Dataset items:
----------
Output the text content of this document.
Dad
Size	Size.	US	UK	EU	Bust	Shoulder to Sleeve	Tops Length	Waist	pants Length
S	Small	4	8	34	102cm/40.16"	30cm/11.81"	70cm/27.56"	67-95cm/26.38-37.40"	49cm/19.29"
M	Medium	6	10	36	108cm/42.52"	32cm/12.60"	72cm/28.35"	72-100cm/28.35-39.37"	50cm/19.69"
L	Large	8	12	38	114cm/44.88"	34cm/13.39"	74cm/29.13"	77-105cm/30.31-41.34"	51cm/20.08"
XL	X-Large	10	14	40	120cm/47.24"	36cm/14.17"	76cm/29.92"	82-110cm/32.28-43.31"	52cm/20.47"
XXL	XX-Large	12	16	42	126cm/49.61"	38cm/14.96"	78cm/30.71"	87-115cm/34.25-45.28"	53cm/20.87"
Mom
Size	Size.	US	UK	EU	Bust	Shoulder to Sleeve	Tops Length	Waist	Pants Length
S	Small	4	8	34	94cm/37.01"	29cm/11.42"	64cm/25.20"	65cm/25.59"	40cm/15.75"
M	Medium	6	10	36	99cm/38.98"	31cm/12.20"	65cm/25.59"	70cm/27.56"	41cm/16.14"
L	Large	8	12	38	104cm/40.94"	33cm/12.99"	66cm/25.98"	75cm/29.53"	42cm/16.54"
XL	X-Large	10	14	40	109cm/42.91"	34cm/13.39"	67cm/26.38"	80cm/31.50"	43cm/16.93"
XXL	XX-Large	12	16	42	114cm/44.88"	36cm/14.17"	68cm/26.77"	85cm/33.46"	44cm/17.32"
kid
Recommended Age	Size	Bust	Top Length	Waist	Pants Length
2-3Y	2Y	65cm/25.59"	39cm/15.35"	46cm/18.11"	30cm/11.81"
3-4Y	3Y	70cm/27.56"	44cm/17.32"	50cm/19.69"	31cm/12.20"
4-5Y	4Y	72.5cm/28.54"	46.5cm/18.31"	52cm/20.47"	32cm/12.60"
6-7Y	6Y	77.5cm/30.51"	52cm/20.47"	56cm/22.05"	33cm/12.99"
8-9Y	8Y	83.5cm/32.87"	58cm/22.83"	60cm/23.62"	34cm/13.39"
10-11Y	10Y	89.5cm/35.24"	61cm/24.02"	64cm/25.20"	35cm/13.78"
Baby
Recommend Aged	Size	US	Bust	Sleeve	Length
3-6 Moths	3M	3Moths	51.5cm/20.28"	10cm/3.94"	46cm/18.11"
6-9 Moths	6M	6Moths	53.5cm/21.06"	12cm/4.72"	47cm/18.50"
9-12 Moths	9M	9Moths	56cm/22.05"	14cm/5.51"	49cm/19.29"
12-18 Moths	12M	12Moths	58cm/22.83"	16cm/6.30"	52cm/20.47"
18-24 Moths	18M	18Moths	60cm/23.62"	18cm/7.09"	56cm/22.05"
----------
▶ Challenge
Would you give the material above again, complete and exact?

▶ Result
Output the text content of this document.
Dad
Size	Size.	US	UK	EU	Bust	Shoulder to Sleeve	Tops Length	Waist	pants Length
S	Small	4	8	34	102cm/40.16"	30cm/11.81"	70cm/27.56"	67-95cm/26.38-37.40"	49cm/19.29"
M	Medium	6	10	36	108cm/42.52"	32cm/12.60"	72cm/28.35"	72-100cm/28.35-39.37"	50cm/19.69"
L	Large	8	12	38	114cm/44.88"	34cm/13.39"	74cm/29.13"	77-105cm/30.31-41.34"	51cm/20.08"
XL	X-Large	10	14	40	120cm/47.24"	36cm/14.17"	76cm/29.92"	82-110cm/32.28-43.31"	52cm/20.47"
XXL	XX-Large	12	16	42	126cm/49.61"	38cm/14.96"	78cm/30.71"	87-115cm/34.25-45.28"	53cm/20.87"
Mom
Size	Size.	US	UK	EU	Bust	Shoulder to Sleeve	Tops Length	Waist	Pants Length
S	Small	4	8	34	94cm/37.01"	29cm/11.42"	64cm/25.20"	65cm/25.59"	40cm/15.75"
M	Medium	6	10	36	99cm/38.98"	31cm/12.20"	65cm/25.59"	70cm/27.56"	41cm/16.14"
L	Large	8	12	38	104cm/40.94"	33cm/12.99"	66cm/25.98"	75cm/29.53"	42cm/16.54"
XL	X-Large	10	14	40	109cm/42.91"	34cm/13.39"	67cm/26.38"	80cm/31.50"	43cm/16.93"
XXL	XX-Large	12	16	42	114cm/44.88"	36cm/14.17"	68cm/26.77"	85cm/33.46"	44cm/17.32"
kid
Recommended Age	Size	Bust	Top Length	Waist	Pants Length
2-3Y	2Y	65cm/25.59"	39cm/15.35"	46cm/18.11"	30cm/11.81"
3-4Y	3Y	70cm/27.56"	44cm/17.32"	50cm/19.69"	31cm/12.20"
4-5Y	4Y	72.5cm/28.54"	46.5cm/18.31"	52cm/20.47"	32cm/12.60"
6-7Y	6Y	77.5cm/30.51"	52cm/20.47"	56cm/22.05"	33cm/12.99"
8-9Y	8Y	83.5cm/32.87"	58cm/22.83"	60cm/23.62"	34cm/13.39"
10-11Y	10Y	89.5cm/35.24"	61cm/24.02"	64cm/25.20"	35cm/13.78"
Baby
Recommend Aged	Size	US	Bust	Sleeve	Length
3-6 Moths	3M	3Moths	51.5cm/20.28"	10cm/3.94"	46cm/18.11"
6-9 Moths	6M	6Moths	53.5cm/21.06"	12cm/4.72"	47cm/18.50"
9-12 Moths	9M	9Moths	56cm/22.05"	14cm/5.51"	49cm/19.29"
12-18 Moths	12M	12Moths	58cm/22.83"	16cm/6.30"	52cm/20.47"
18-24 Moths	18M	18Moths	60cm/23.62"	18cm/7.09"	56cm/22.05"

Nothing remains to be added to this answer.